GOAL OF THE EXERCISE >> Please lay out the listing below as a Markdown table with the columns Row and Line, from the line with "hole-ring <box>658 124 668 134</box>" up to and including the line with "hole-ring <box>829 555 840 565</box>". Number each row and skip any blank lines.

[Begin]

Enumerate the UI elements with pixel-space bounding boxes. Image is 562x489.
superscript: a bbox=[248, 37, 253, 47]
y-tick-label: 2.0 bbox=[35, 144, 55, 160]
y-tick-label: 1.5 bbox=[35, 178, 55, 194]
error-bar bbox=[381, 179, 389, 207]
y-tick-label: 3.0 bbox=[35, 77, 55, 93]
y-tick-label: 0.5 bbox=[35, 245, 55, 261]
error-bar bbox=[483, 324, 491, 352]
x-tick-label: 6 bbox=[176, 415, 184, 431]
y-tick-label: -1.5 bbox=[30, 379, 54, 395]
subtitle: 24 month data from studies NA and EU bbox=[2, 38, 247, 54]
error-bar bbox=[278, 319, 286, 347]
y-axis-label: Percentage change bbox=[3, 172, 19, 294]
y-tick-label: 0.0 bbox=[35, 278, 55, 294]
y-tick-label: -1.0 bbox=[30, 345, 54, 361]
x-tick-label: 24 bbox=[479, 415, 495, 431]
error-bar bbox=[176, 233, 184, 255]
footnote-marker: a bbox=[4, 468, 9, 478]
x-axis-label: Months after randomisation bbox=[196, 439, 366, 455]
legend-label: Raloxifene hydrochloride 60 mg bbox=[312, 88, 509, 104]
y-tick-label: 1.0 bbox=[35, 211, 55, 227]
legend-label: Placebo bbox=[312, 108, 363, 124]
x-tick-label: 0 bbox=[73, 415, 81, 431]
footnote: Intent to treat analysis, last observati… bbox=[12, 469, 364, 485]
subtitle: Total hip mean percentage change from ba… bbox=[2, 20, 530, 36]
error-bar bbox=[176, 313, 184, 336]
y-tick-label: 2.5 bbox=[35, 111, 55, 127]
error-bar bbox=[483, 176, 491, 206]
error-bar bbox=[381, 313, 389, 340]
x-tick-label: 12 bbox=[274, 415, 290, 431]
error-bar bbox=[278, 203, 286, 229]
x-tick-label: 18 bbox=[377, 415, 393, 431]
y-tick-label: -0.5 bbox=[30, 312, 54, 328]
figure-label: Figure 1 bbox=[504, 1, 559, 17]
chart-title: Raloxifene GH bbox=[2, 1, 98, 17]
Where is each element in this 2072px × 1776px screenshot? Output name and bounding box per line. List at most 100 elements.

[End]
[Begin]

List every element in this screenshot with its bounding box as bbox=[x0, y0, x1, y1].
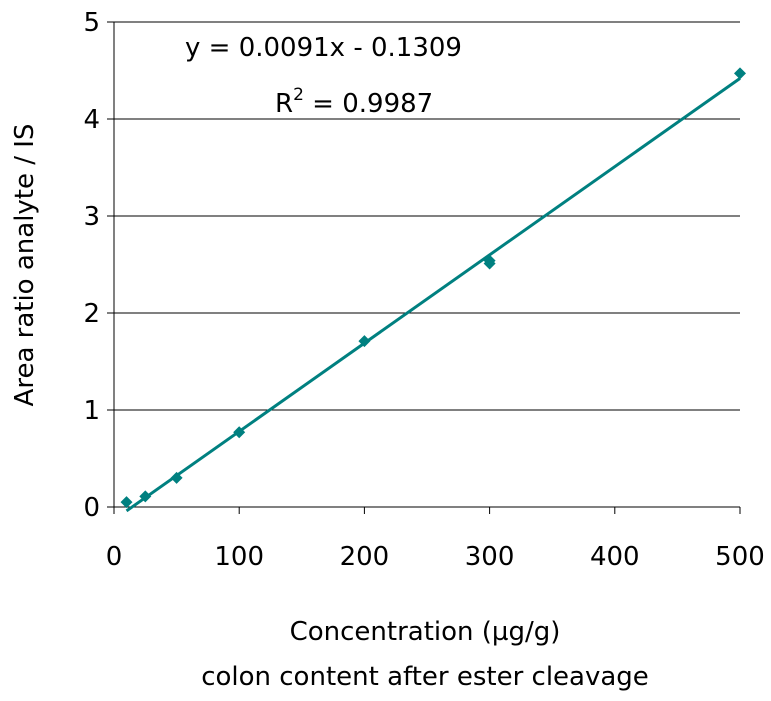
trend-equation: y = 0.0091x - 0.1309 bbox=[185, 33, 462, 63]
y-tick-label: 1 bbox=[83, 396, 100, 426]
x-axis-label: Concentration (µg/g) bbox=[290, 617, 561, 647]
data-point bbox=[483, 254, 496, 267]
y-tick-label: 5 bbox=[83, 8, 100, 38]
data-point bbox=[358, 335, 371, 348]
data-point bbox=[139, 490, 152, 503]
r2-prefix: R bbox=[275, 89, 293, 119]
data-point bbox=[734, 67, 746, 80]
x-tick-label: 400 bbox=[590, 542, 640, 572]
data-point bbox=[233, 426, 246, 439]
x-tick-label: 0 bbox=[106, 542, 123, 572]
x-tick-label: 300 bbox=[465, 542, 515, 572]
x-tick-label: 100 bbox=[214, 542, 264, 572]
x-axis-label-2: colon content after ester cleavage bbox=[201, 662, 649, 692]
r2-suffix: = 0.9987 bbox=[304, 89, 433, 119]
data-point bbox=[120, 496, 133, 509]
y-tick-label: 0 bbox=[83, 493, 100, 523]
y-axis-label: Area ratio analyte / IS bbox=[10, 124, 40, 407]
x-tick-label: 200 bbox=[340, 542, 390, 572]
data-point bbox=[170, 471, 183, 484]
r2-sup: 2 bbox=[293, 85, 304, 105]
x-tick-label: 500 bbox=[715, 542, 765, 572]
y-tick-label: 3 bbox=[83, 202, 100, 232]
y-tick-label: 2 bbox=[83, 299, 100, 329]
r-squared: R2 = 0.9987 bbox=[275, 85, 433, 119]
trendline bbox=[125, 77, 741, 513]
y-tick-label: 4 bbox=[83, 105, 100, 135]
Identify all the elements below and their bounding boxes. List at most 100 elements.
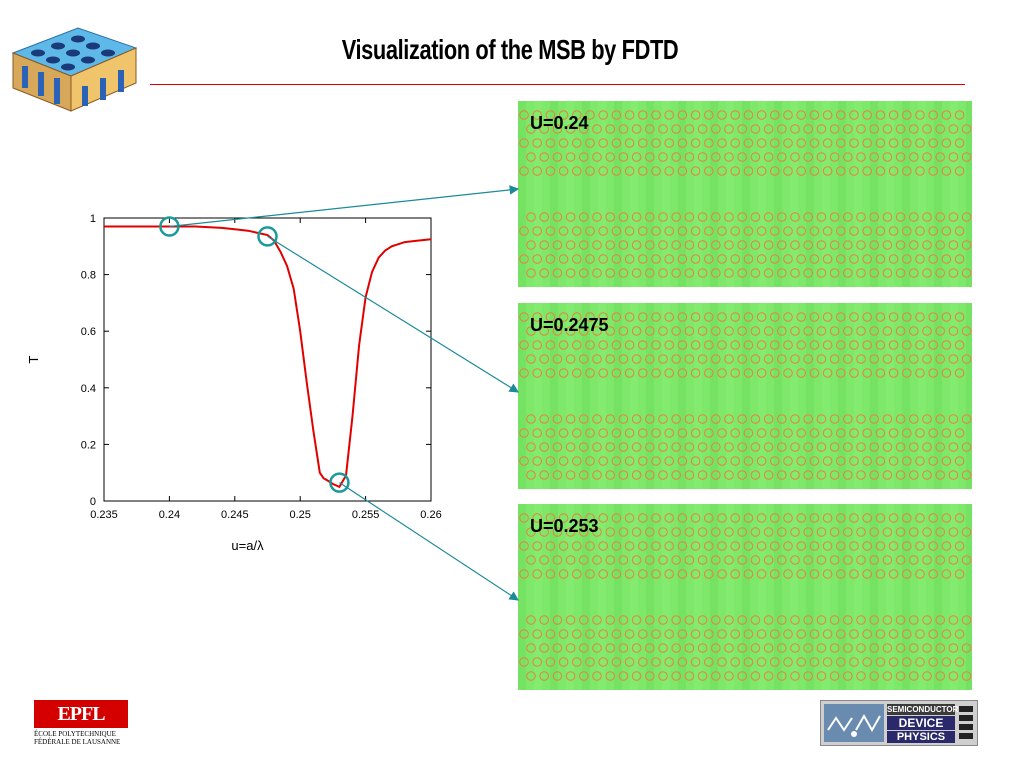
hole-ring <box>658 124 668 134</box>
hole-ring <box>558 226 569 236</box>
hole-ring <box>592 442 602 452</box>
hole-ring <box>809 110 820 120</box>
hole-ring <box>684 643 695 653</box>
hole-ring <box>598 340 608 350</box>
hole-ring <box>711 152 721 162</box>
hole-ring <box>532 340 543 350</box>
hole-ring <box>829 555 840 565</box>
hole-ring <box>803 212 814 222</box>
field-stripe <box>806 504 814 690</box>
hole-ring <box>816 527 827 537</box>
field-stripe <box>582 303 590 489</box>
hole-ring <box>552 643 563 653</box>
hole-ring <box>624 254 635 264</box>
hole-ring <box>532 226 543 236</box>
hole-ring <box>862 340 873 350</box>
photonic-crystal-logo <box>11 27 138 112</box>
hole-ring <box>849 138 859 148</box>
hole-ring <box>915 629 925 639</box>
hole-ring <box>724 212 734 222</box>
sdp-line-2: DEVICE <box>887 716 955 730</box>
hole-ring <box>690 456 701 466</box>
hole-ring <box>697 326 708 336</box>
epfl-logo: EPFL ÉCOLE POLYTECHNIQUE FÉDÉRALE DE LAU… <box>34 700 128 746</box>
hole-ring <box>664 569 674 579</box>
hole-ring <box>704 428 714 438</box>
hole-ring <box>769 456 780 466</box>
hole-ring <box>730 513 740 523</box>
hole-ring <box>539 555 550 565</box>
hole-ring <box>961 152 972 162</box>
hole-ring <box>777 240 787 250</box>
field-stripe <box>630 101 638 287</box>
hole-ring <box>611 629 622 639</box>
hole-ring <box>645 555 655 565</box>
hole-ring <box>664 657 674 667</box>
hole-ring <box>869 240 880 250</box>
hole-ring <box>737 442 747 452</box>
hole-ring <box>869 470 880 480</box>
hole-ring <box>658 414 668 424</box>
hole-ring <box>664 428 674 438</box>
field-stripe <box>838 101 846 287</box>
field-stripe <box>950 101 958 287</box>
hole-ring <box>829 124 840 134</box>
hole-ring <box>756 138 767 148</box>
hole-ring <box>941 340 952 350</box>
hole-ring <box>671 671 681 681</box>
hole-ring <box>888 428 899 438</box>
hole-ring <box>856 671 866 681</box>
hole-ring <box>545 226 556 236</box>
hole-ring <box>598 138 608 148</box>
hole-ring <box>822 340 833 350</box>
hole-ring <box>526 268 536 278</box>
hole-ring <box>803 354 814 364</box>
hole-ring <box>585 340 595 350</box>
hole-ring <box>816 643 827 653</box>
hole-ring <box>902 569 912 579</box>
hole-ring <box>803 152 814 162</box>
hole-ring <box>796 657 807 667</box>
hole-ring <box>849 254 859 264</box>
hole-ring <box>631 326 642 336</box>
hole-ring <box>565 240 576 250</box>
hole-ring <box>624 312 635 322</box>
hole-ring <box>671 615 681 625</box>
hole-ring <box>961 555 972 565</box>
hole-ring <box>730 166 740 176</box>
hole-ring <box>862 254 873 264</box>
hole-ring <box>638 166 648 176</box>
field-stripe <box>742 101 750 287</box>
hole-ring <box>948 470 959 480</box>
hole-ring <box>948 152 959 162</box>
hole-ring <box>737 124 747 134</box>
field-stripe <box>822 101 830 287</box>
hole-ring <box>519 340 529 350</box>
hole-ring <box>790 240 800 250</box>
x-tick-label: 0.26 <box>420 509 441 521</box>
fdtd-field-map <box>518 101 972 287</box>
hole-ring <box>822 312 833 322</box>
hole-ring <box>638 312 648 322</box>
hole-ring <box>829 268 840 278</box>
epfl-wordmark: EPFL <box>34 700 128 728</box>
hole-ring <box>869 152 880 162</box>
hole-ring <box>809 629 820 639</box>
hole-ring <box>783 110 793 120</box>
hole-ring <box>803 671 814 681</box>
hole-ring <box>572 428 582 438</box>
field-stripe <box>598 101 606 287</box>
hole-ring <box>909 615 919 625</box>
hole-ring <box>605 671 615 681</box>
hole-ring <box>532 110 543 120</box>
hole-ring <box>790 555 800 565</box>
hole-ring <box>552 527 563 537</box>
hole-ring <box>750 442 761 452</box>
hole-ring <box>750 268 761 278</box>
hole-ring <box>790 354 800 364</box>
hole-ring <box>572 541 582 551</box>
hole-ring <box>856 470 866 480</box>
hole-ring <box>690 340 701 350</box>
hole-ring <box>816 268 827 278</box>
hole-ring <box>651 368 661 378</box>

[End]

REPLY >>
| Row | Line |
|---|---|
| 1 | hole-ring <box>658 124 668 134</box> |
| 2 | hole-ring <box>558 226 569 236</box> |
| 3 | hole-ring <box>592 442 602 452</box> |
| 4 | hole-ring <box>809 110 820 120</box> |
| 5 | hole-ring <box>684 643 695 653</box> |
| 6 | hole-ring <box>598 340 608 350</box> |
| 7 | hole-ring <box>711 152 721 162</box> |
| 8 | hole-ring <box>532 340 543 350</box> |
| 9 | hole-ring <box>829 555 840 565</box> |